§ Available data:
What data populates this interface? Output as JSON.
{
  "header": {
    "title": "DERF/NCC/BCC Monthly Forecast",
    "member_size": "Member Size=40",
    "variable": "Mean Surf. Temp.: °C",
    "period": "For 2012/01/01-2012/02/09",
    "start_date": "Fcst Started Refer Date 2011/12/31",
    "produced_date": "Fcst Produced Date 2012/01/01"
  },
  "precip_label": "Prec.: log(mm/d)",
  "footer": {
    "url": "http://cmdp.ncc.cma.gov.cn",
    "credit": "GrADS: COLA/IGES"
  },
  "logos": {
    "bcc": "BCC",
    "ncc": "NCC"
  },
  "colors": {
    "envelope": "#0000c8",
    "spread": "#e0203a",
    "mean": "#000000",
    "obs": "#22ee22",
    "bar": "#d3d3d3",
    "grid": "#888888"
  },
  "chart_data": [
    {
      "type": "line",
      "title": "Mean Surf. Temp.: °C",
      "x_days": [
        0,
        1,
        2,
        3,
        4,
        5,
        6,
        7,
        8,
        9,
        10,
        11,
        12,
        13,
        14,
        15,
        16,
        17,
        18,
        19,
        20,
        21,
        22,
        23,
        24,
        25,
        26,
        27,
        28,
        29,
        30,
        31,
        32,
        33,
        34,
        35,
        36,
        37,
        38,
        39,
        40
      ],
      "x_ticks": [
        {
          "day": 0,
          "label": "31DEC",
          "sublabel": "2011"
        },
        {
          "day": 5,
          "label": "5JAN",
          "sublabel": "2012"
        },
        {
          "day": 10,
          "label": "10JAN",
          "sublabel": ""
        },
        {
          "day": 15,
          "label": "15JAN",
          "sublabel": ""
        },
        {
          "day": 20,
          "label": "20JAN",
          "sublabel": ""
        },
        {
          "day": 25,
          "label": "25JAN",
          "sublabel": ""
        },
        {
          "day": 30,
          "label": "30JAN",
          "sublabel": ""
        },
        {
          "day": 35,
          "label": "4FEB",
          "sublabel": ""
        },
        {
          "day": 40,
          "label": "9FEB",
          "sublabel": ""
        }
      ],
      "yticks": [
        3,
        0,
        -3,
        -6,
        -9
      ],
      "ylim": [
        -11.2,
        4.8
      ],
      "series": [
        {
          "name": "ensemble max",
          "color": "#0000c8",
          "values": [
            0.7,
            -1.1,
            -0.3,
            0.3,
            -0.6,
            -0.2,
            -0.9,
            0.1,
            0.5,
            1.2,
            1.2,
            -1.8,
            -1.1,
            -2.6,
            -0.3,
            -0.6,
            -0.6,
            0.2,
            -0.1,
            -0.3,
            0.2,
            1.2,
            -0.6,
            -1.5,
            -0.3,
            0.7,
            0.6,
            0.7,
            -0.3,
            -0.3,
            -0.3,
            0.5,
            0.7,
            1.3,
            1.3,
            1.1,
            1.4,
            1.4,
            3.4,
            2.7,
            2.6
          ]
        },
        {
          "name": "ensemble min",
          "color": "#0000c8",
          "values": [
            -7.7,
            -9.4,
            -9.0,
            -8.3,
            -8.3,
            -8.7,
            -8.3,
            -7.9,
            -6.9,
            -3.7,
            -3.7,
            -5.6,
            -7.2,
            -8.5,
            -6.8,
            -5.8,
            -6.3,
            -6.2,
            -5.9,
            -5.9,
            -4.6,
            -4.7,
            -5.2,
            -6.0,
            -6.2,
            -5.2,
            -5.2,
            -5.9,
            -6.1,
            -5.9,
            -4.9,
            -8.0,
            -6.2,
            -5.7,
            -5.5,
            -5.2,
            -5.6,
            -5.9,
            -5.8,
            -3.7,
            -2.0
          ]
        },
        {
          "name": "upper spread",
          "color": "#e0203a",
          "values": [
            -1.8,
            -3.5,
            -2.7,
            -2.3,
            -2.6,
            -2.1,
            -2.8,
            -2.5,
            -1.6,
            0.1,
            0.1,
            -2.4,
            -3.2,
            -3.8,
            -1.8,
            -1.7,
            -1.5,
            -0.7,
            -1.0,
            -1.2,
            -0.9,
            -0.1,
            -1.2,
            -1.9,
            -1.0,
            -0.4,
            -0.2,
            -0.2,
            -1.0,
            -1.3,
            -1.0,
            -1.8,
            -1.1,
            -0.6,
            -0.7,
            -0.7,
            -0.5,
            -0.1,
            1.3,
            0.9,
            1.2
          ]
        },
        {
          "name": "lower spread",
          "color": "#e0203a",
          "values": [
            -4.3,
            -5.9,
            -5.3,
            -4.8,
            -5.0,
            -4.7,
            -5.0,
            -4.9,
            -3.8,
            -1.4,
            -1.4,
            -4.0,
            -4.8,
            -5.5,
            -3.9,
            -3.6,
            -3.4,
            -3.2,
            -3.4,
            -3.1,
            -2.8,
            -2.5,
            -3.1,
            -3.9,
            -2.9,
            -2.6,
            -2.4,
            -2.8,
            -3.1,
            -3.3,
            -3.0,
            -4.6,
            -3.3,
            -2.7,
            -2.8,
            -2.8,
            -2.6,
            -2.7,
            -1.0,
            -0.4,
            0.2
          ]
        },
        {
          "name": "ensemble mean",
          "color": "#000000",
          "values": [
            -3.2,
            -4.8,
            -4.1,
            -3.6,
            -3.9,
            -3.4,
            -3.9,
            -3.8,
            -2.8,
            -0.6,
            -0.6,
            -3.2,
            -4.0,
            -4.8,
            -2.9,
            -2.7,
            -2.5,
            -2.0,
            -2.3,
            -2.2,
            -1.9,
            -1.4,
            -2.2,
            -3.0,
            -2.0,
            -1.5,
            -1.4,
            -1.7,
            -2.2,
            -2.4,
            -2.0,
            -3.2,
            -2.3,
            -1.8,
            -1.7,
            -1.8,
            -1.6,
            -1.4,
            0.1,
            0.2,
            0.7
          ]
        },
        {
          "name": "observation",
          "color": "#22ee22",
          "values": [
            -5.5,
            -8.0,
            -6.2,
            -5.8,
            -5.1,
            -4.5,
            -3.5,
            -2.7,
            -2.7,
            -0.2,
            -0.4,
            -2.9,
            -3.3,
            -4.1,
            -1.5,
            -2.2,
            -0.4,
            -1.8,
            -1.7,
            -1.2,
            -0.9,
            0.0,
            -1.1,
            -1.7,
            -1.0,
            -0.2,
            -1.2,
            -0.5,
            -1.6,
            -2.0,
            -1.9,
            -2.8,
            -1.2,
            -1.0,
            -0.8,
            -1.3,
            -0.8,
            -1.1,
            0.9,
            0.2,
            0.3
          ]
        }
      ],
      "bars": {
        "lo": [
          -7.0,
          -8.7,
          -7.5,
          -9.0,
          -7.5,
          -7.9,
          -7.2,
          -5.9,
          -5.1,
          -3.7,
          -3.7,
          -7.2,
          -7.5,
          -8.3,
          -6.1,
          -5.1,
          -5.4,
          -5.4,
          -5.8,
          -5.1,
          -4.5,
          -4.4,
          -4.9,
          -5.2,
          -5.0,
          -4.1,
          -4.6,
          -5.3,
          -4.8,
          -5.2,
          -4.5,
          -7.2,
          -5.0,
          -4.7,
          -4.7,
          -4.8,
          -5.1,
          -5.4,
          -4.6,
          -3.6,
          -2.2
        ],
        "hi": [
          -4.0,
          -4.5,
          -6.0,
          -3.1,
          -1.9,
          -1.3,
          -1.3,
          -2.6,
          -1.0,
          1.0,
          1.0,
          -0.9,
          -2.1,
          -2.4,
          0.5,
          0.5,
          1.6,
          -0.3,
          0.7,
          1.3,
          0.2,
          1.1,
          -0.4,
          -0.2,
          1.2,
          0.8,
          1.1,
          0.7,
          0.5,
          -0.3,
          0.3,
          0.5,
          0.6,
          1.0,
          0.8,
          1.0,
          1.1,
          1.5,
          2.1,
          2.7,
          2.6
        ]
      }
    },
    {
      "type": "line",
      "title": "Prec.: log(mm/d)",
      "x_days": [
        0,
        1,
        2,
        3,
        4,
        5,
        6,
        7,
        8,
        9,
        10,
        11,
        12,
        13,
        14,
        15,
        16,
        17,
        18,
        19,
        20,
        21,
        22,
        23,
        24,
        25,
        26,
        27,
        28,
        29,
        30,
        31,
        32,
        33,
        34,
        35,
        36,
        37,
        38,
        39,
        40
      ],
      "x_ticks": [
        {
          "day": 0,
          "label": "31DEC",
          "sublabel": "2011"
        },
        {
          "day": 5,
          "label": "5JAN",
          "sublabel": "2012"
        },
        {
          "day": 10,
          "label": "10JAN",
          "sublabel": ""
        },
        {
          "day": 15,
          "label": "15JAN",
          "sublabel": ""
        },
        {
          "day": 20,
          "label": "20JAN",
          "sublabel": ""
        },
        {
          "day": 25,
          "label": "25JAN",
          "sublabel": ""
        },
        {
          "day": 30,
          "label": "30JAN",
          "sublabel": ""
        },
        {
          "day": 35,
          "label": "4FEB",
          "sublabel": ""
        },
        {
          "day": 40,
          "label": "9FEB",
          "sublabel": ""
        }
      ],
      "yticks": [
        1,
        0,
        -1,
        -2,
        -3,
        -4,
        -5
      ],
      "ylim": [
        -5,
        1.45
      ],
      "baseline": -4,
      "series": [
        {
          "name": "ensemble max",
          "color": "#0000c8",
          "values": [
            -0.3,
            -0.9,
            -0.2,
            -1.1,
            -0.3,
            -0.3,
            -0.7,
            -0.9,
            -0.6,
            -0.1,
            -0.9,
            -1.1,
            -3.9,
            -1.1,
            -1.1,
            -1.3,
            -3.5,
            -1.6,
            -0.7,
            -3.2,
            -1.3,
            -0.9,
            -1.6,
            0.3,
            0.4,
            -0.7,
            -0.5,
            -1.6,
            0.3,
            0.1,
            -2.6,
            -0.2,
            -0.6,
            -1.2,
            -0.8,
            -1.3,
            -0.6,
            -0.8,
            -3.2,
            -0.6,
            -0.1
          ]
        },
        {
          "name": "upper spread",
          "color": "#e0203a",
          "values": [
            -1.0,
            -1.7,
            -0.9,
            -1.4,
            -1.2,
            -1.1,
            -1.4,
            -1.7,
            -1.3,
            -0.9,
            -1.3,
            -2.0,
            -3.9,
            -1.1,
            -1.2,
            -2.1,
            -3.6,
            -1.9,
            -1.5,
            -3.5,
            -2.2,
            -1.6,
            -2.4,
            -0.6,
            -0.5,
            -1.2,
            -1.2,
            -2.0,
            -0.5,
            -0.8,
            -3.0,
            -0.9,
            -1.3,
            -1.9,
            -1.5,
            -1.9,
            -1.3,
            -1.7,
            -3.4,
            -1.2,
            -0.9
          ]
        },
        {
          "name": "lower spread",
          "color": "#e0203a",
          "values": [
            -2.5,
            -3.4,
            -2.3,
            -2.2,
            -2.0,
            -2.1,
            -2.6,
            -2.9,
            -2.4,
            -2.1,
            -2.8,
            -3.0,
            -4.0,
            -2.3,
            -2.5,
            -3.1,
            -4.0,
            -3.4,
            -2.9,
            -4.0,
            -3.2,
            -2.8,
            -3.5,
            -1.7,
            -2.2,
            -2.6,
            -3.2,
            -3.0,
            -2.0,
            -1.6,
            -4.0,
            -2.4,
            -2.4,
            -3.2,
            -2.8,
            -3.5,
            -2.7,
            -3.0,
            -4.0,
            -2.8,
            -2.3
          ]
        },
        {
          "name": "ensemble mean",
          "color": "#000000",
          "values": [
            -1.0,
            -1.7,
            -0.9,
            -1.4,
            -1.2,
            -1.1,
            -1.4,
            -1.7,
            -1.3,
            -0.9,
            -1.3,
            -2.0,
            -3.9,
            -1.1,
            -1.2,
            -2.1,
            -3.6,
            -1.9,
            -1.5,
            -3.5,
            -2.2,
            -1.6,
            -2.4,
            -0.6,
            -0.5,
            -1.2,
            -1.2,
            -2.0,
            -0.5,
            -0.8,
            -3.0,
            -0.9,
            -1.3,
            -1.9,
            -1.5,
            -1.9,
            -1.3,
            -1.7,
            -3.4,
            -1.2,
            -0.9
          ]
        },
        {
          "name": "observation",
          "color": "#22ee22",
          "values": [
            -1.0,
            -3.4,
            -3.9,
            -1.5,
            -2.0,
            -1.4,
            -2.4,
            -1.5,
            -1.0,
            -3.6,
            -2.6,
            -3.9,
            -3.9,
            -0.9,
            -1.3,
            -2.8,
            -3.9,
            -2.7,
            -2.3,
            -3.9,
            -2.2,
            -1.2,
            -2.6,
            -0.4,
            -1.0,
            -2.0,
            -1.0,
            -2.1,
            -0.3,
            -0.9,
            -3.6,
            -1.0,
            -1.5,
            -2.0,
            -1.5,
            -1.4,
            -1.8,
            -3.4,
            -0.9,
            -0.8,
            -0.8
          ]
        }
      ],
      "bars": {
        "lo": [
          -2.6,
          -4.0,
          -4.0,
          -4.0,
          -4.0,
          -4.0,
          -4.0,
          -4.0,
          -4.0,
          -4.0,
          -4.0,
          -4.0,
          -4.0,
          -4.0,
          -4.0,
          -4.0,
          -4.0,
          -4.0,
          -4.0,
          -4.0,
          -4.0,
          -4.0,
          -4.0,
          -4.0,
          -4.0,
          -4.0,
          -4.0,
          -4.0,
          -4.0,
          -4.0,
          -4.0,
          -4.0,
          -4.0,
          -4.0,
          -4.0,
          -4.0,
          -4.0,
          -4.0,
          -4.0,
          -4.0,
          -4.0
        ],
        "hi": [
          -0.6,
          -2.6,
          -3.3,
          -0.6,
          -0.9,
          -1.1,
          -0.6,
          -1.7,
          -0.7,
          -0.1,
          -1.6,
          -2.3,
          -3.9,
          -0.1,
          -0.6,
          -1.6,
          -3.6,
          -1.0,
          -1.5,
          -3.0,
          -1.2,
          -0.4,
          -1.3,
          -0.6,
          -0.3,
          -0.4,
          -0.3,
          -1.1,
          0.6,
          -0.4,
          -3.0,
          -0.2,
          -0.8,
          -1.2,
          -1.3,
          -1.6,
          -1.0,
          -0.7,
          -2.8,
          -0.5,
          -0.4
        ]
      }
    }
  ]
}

§ Work to complete:
From the data above, copy each line where the string "title" appears.

§ The completed task:
    "title": "DERF/NCC/BCC Monthly Forecast",
      "title": "Mean Surf. Temp.: °C",
      "title": "Prec.: log(mm/d)",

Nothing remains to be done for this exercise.